§ **Task goal**: Where a line holds "AzO⁵", copy it.

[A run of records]
════════════════════
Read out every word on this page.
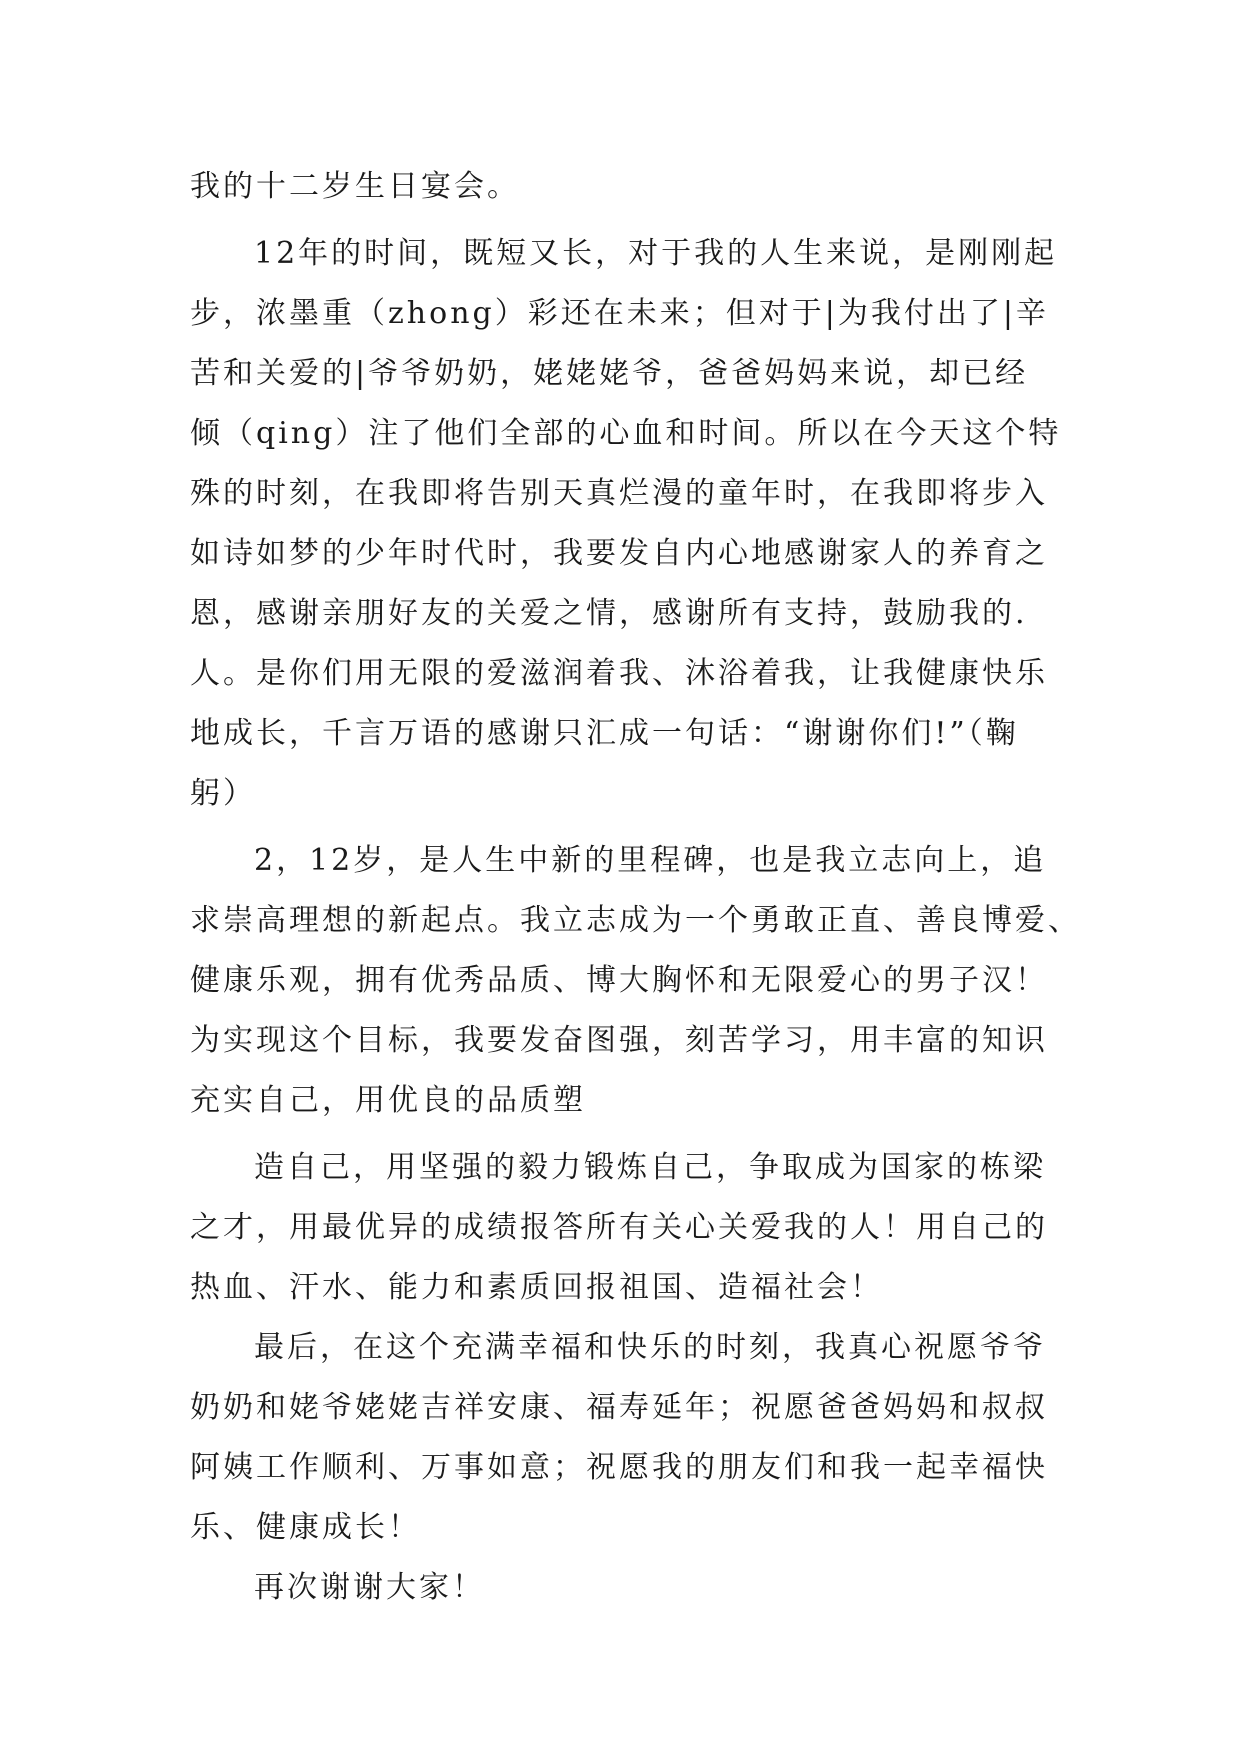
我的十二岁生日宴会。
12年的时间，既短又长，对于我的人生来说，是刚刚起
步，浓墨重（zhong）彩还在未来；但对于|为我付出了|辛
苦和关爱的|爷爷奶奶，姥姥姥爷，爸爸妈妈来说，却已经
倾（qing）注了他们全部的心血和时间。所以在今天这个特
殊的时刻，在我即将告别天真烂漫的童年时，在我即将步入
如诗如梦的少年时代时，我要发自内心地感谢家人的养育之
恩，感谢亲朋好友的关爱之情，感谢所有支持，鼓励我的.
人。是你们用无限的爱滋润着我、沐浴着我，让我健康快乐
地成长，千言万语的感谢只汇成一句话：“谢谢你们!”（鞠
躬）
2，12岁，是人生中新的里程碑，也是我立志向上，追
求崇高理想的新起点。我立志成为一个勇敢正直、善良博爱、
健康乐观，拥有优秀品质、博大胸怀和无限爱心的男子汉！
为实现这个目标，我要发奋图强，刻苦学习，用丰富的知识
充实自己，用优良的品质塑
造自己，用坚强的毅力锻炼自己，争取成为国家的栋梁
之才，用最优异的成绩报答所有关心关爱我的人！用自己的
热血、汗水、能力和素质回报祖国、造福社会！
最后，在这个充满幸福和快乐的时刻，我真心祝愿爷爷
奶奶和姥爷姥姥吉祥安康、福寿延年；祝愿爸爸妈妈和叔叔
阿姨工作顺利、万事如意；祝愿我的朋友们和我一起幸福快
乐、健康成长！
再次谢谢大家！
════════════════════
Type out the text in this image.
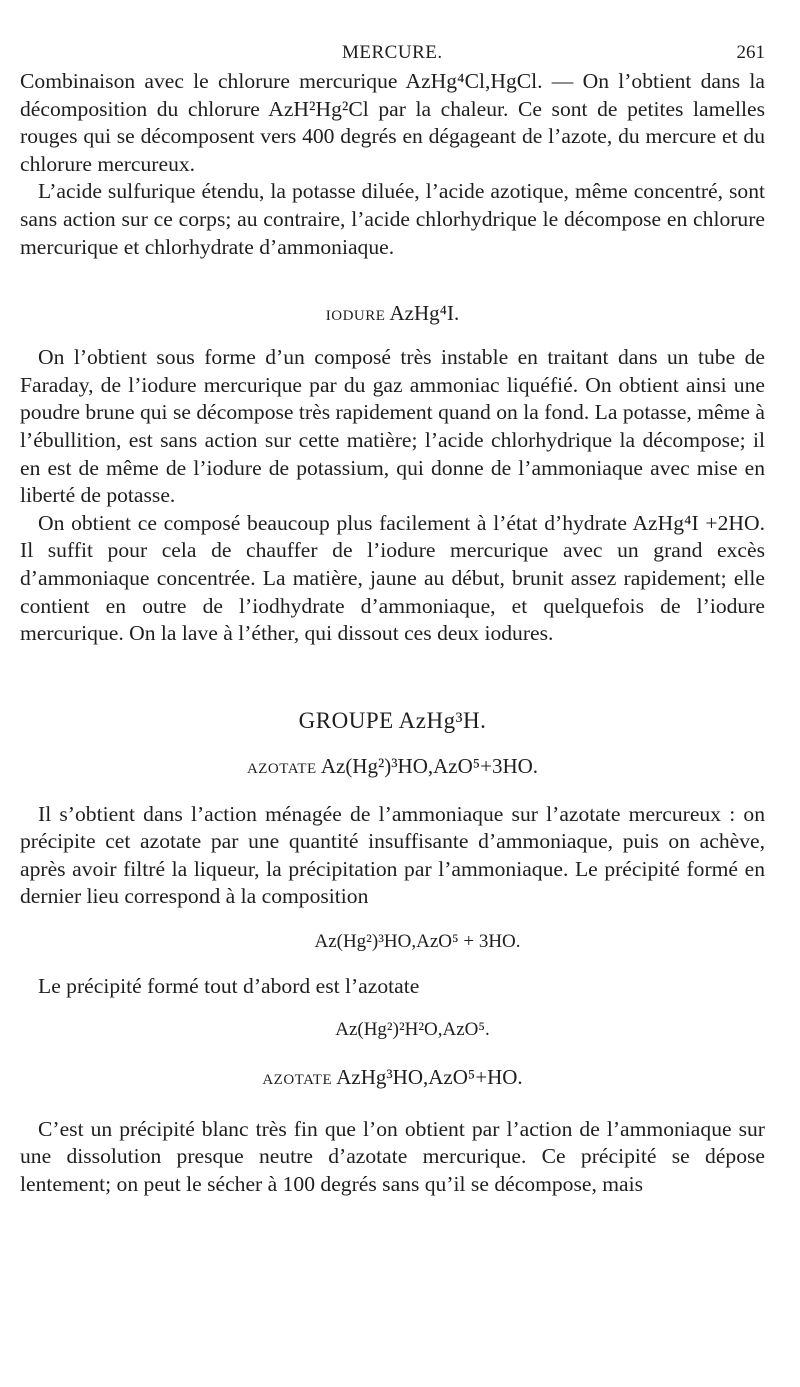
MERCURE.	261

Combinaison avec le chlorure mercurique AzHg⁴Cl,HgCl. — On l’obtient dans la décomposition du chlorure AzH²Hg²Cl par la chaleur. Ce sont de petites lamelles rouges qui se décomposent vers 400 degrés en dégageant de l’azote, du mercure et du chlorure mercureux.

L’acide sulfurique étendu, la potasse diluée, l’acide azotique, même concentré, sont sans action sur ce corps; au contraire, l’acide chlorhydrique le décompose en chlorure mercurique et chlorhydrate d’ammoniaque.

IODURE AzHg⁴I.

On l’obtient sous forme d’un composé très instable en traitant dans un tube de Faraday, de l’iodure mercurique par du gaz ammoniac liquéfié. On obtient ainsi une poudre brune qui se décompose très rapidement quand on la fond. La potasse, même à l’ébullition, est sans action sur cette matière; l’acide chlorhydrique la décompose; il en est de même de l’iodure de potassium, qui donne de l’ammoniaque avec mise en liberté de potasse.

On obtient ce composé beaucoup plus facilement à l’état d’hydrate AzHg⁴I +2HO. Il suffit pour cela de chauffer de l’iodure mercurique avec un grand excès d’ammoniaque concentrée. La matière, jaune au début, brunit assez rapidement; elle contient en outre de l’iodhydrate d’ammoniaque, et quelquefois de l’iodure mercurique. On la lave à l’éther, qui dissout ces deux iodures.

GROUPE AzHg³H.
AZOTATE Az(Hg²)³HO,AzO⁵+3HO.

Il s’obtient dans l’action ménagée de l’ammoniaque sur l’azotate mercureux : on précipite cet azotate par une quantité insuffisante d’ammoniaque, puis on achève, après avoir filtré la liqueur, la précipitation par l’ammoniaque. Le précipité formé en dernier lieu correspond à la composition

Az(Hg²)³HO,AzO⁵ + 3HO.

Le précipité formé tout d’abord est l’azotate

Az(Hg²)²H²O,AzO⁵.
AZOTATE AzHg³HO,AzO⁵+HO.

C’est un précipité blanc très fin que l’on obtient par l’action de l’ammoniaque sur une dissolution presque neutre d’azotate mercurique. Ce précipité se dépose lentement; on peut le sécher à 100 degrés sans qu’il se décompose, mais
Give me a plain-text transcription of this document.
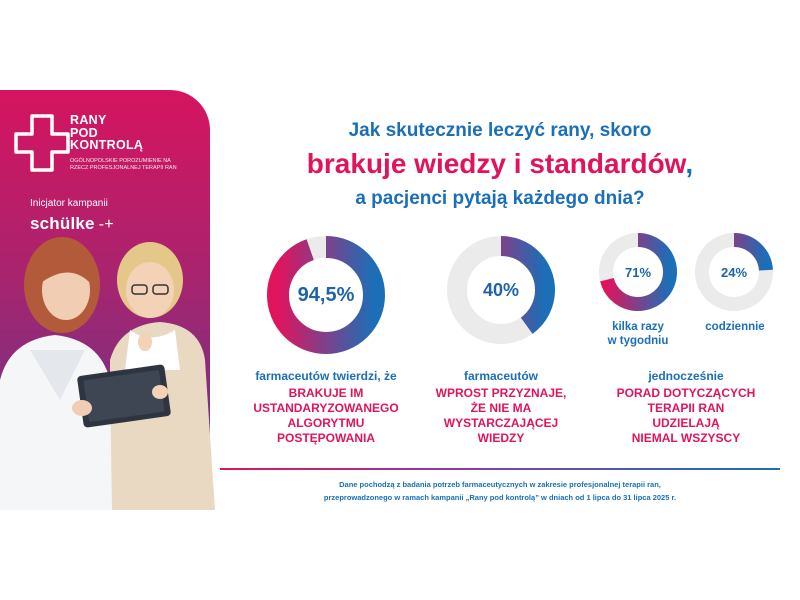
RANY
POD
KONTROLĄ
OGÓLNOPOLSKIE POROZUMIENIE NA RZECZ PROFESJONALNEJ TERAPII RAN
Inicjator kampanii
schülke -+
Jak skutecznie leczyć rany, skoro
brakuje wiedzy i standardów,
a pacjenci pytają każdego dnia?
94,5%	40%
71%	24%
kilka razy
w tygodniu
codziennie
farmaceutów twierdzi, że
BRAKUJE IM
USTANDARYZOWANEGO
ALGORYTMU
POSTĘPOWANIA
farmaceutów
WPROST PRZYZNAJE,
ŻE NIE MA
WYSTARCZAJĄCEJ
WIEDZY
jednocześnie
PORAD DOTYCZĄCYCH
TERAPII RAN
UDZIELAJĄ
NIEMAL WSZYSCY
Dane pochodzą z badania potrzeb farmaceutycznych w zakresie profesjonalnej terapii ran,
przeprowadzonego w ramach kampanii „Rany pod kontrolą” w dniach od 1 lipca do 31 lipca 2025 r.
════════════════════
§ **Task solution**:
AZOTATE Az(Hg²)³HO,AzO⁵+3HO.
Az(Hg²)³HO,AzO⁵ + 3HO.
Az(Hg²)²H²O,AzO⁵.
AZOTATE AzHg³HO,AzO⁵+HO.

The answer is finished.